• _What you are asked to do_:
In the listing that follows, how many lines contain "value"? Give the number only.

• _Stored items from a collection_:
-------

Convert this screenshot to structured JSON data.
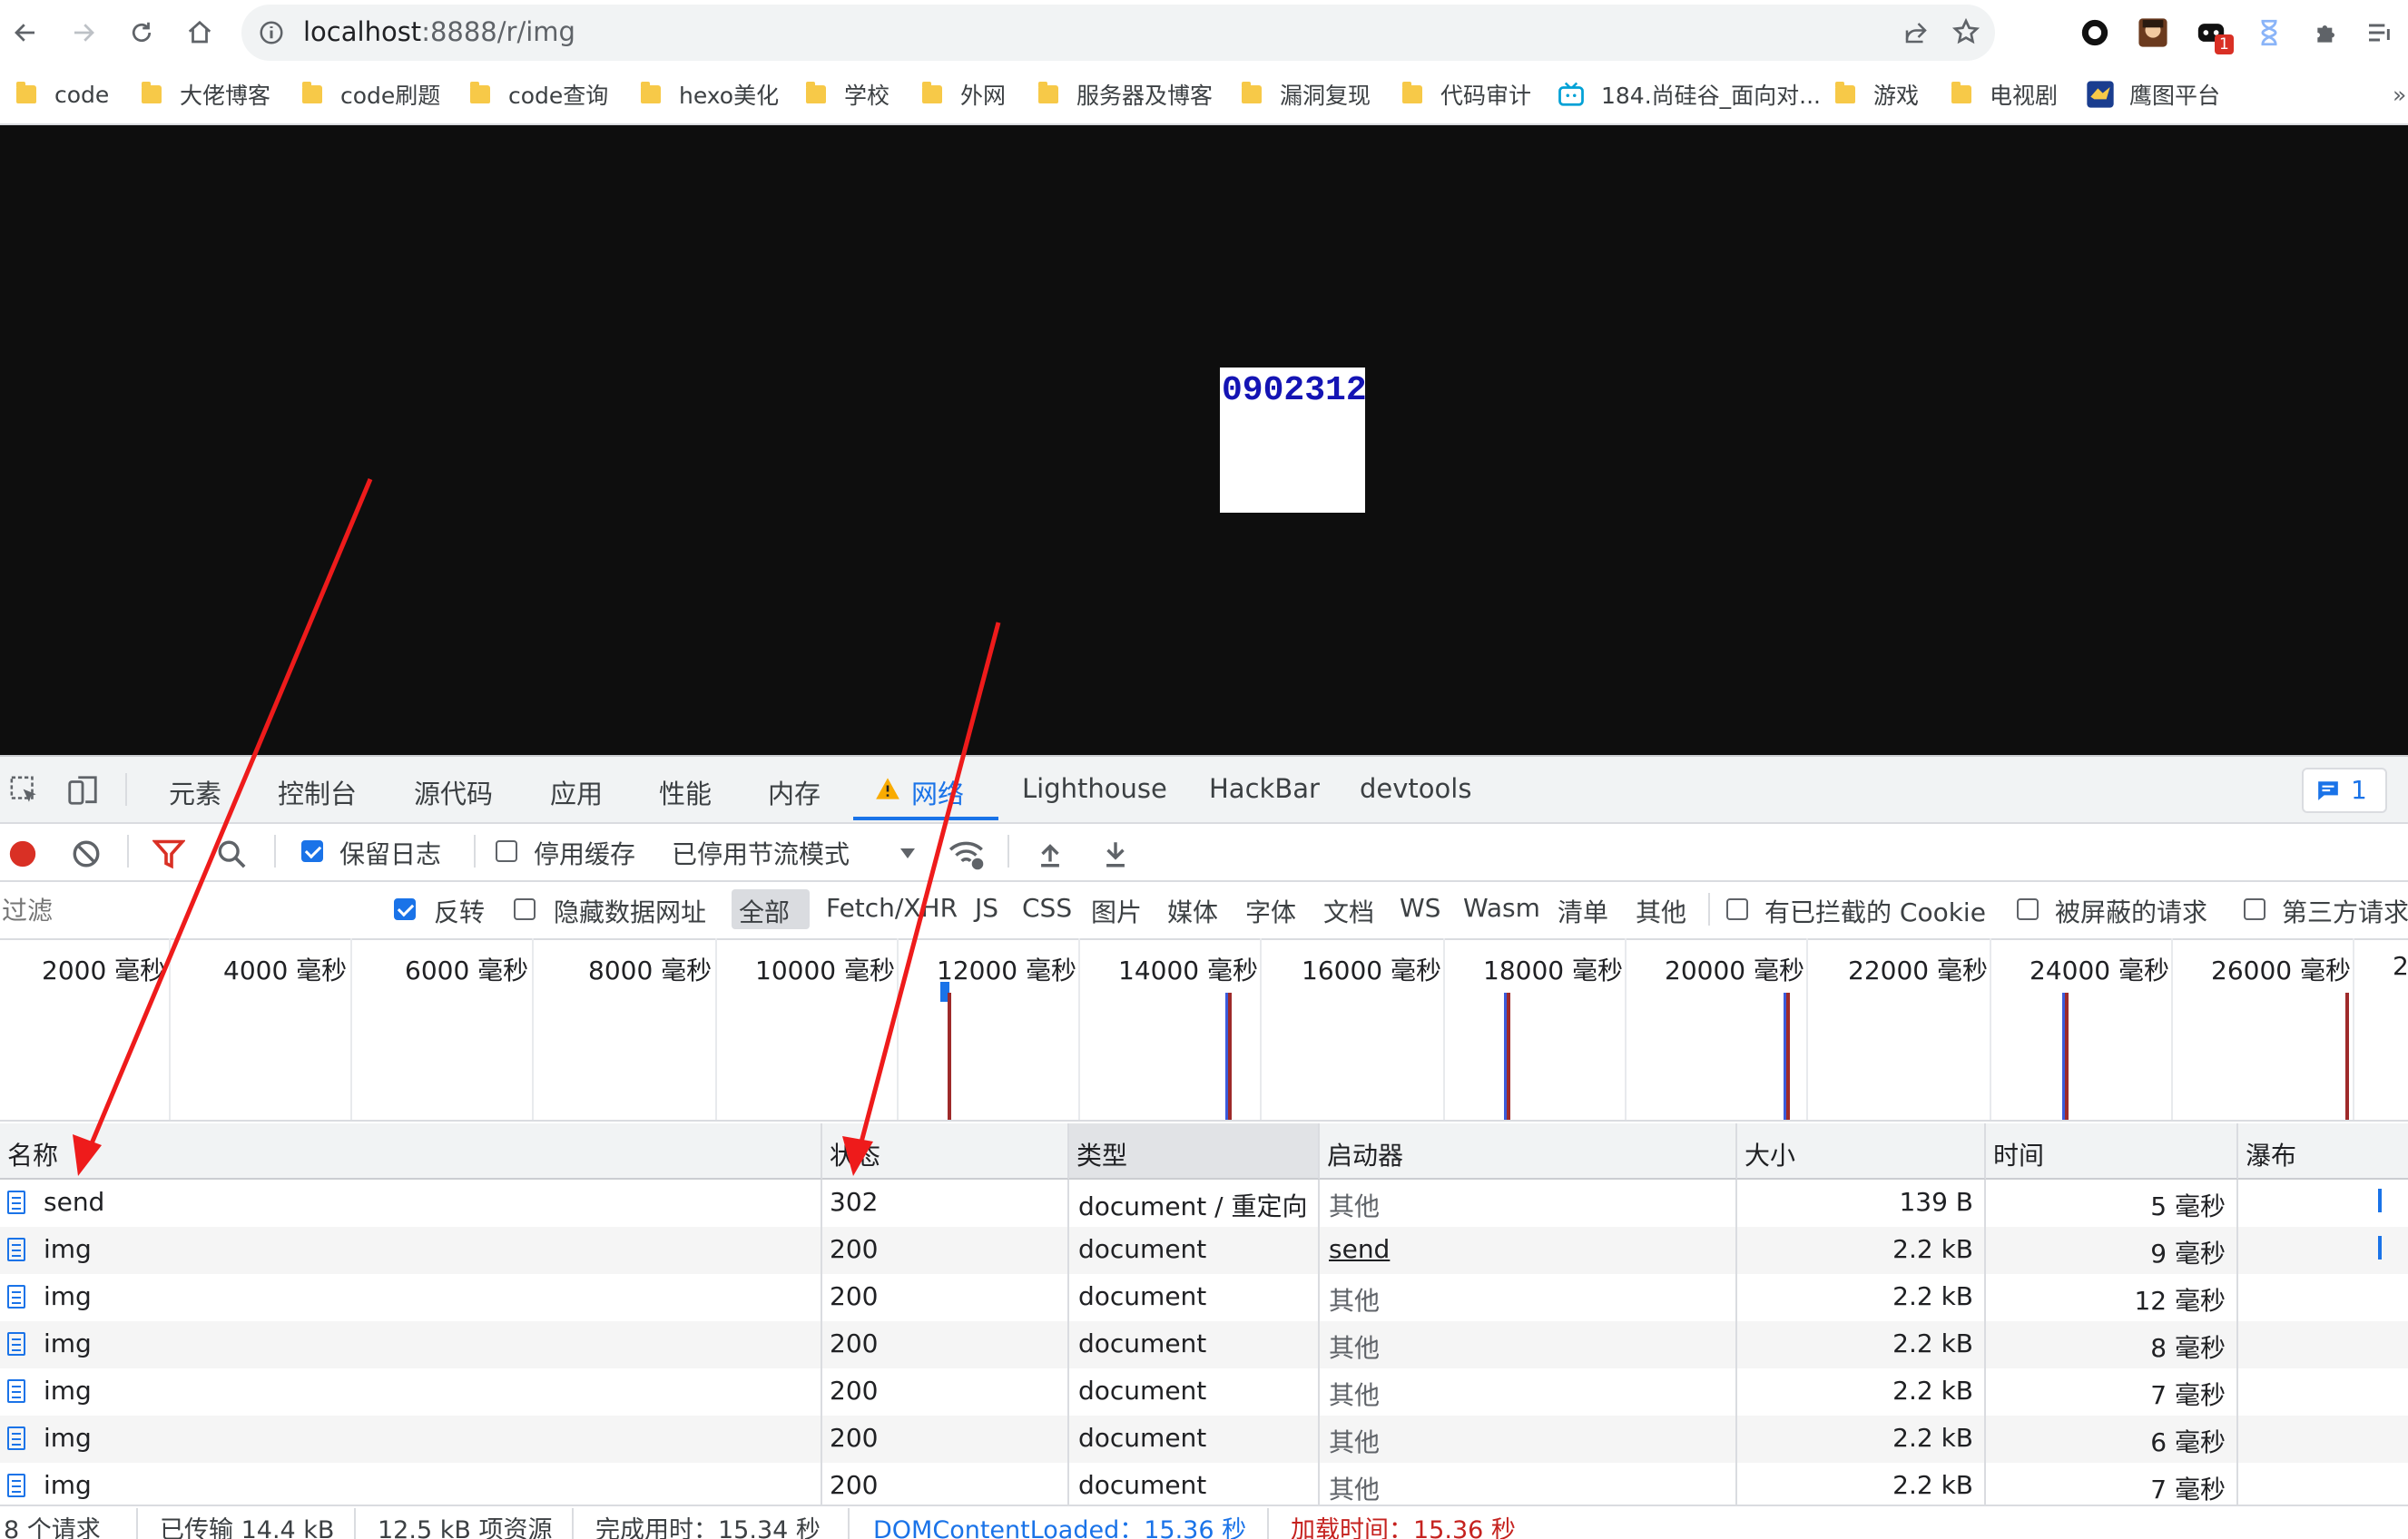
{
  "browser": {
    "url_host": "localhost",
    "url_rest": ":8888/r/img",
    "bookmarks": [
      "code",
      "大佬博客",
      "code刷题",
      "code查询",
      "hexo美化",
      "学校",
      "外网",
      "服务器及博客",
      "漏洞复现",
      "代码审计",
      "184.尚硅谷_面向对...",
      "游戏",
      "电视剧",
      "鹰图平台"
    ],
    "ext_badge": "1"
  },
  "page": {
    "captcha_text": "0902312"
  },
  "devtools": {
    "tabs": [
      "元素",
      "控制台",
      "源代码",
      "应用",
      "性能",
      "内存",
      "网络",
      "Lighthouse",
      "HackBar",
      "devtools"
    ],
    "issues_count": "1",
    "toolbar": {
      "preserve_log": "保留日志",
      "disable_cache": "停用缓存",
      "throttling": "已停用节流模式"
    },
    "filter": {
      "placeholder": "过滤",
      "invert": "反转",
      "hide_data_urls": "隐藏数据网址",
      "types": [
        "全部",
        "Fetch/XHR",
        "JS",
        "CSS",
        "图片",
        "媒体",
        "字体",
        "文档",
        "WS",
        "Wasm",
        "清单",
        "其他"
      ],
      "blocked_cookies": "有已拦截的 Cookie",
      "blocked_requests": "被屏蔽的请求",
      "third_party": "第三方请求"
    },
    "overview_ticks": [
      "2000 毫秒",
      "4000 毫秒",
      "6000 毫秒",
      "8000 毫秒",
      "10000 毫秒",
      "12000 毫秒",
      "14000 毫秒",
      "16000 毫秒",
      "18000 毫秒",
      "20000 毫秒",
      "22000 毫秒",
      "24000 毫秒",
      "26000 毫秒",
      "2"
    ],
    "columns": [
      "名称",
      "状态",
      "类型",
      "启动器",
      "大小",
      "时间",
      "瀑布"
    ],
    "rows": [
      {
        "name": "send",
        "status": "302",
        "type": "document / 重定向",
        "initiator": "其他",
        "size": "139 B",
        "time": "5 毫秒"
      },
      {
        "name": "img",
        "status": "200",
        "type": "document",
        "initiator": "send",
        "size": "2.2 kB",
        "time": "9 毫秒"
      },
      {
        "name": "img",
        "status": "200",
        "type": "document",
        "initiator": "其他",
        "size": "2.2 kB",
        "time": "12 毫秒"
      },
      {
        "name": "img",
        "status": "200",
        "type": "document",
        "initiator": "其他",
        "size": "2.2 kB",
        "time": "8 毫秒"
      },
      {
        "name": "img",
        "status": "200",
        "type": "document",
        "initiator": "其他",
        "size": "2.2 kB",
        "time": "7 毫秒"
      },
      {
        "name": "img",
        "status": "200",
        "type": "document",
        "initiator": "其他",
        "size": "2.2 kB",
        "time": "6 毫秒"
      },
      {
        "name": "img",
        "status": "200",
        "type": "document",
        "initiator": "其他",
        "size": "2.2 kB",
        "time": "7 毫秒"
      }
    ],
    "status_bar": {
      "requests": "8 个请求",
      "transferred": "已传输 14.4 kB",
      "resources": "12.5 kB 项资源",
      "finish": "完成用时：15.34 秒",
      "dcl": "DOMContentLoaded：15.36 秒",
      "load": "加载时间：15.36 秒"
    }
  }
}
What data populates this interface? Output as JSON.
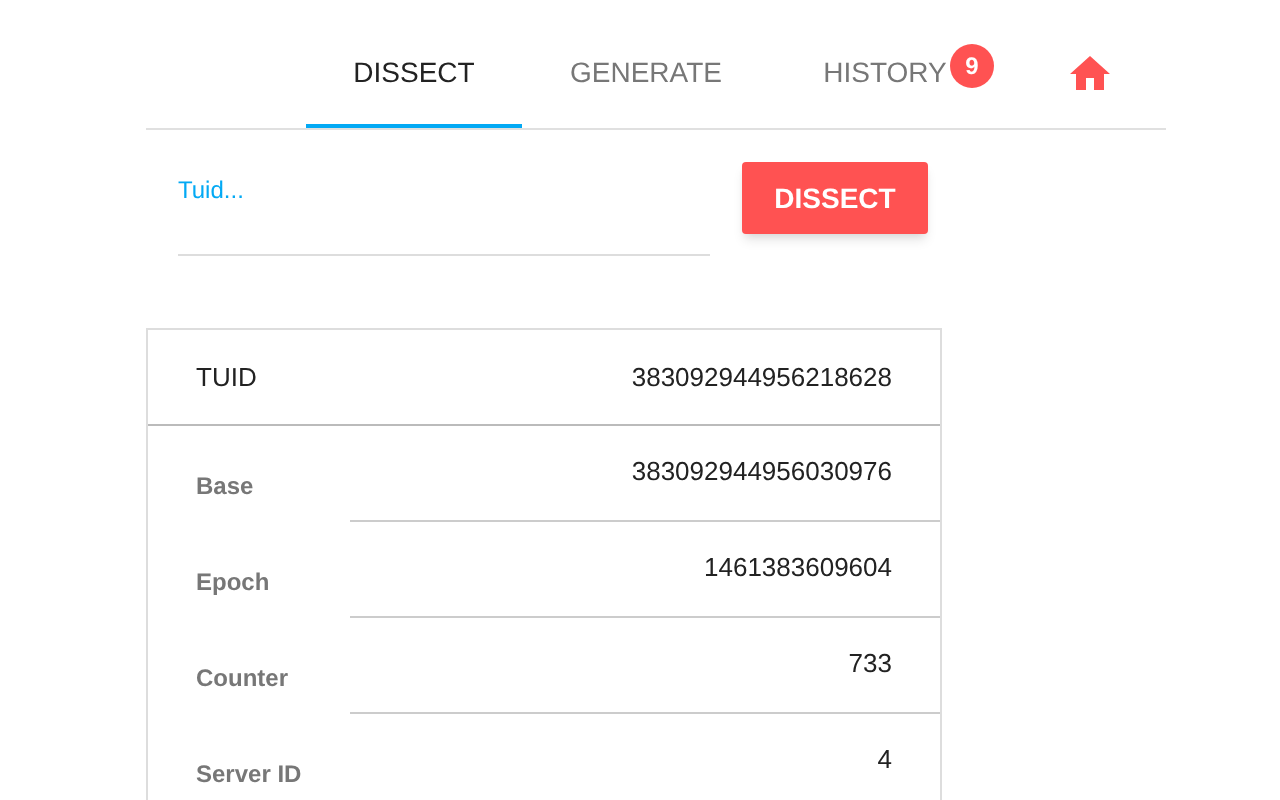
{
  "tabs": [
    {
      "label": "DISSECT",
      "selected": true
    },
    {
      "label": "GENERATE",
      "selected": false
    },
    {
      "label": "HISTORY",
      "selected": false,
      "badge": "9"
    }
  ],
  "input": {
    "placeholder": "Tuid..."
  },
  "button": "DISSECT",
  "result": {
    "label": "TUID",
    "value": "383092944956218628"
  },
  "fields": [
    {
      "label": "Base",
      "value": "383092944956030976"
    },
    {
      "label": "Epoch",
      "value": "1461383609604"
    },
    {
      "label": "Counter",
      "value": "733"
    },
    {
      "label": "Server ID",
      "value": "4"
    }
  ]
}
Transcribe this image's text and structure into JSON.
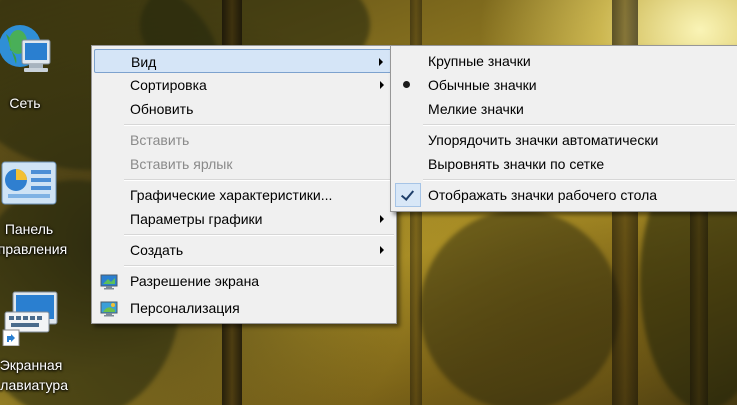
{
  "desktop": {
    "icons": [
      {
        "name": "network",
        "label": "Сеть"
      },
      {
        "name": "control-panel",
        "label_line1": "Панель",
        "label_line2": "управления"
      },
      {
        "name": "on-screen-keyboard",
        "label_line1": "Экранная",
        "label_line2": "клавиатура"
      }
    ]
  },
  "context_menu": {
    "items": [
      {
        "label": "Вид",
        "has_submenu": true,
        "highlighted": true
      },
      {
        "label": "Сортировка",
        "has_submenu": true
      },
      {
        "label": "Обновить"
      },
      {
        "label": "Вставить",
        "disabled": true
      },
      {
        "label": "Вставить ярлык",
        "disabled": true
      },
      {
        "label": "Графические характеристики..."
      },
      {
        "label": "Параметры графики",
        "has_submenu": true
      },
      {
        "label": "Создать",
        "has_submenu": true
      },
      {
        "label": "Разрешение экрана",
        "icon": "screen-resolution-icon"
      },
      {
        "label": "Персонализация",
        "icon": "personalization-icon"
      }
    ]
  },
  "view_submenu": {
    "items": [
      {
        "label": "Крупные значки"
      },
      {
        "label": "Обычные значки",
        "selected": true
      },
      {
        "label": "Мелкие значки"
      },
      {
        "label": "Упорядочить значки автоматически"
      },
      {
        "label": "Выровнять значки по сетке"
      },
      {
        "label": "Отображать значки рабочего стола",
        "checked": true
      }
    ]
  },
  "colors": {
    "menu_background": "#f0f0f0",
    "highlight": "#d5e5f7",
    "highlight_border": "#7da2ce",
    "disabled_text": "#8a8a8a"
  }
}
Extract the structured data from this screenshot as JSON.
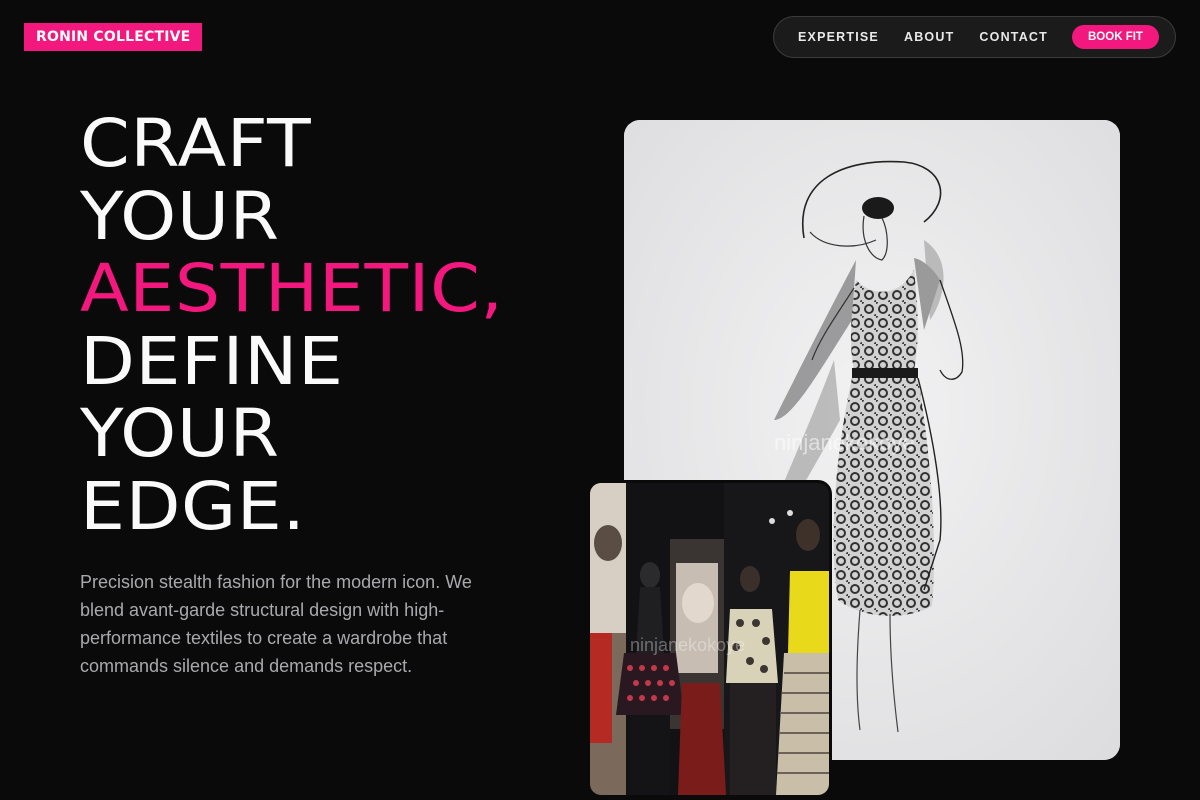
{
  "header": {
    "logo_text": "RONIN COLLECTIVE",
    "nav": [
      {
        "label": "EXPERTISE"
      },
      {
        "label": "ABOUT"
      },
      {
        "label": "CONTACT"
      }
    ],
    "cta_label": "BOOK FIT"
  },
  "hero": {
    "title_lines": [
      "CRAFT",
      "YOUR",
      "AESTHETIC,",
      "DEFINE",
      "YOUR",
      "EDGE."
    ],
    "accent_line_index": 2,
    "description": "Precision stealth fashion for the modern icon. We blend avant-garde structural design with high-performance textiles to create a wardrobe that commands silence and demands respect."
  },
  "images": {
    "sketch_watermark": "ninjanekokoye",
    "photo_watermark": "ninjanekokoye"
  },
  "colors": {
    "accent": "#f2187e",
    "background": "#0b0a0b",
    "nav_bg": "#1b1b1c",
    "muted_text": "#a9a9ad"
  }
}
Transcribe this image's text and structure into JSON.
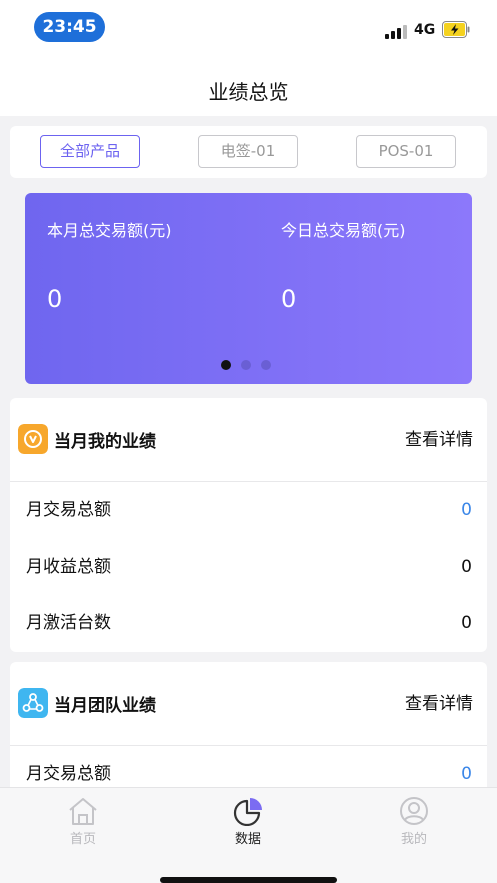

-------

• _Response to the exercise_:
5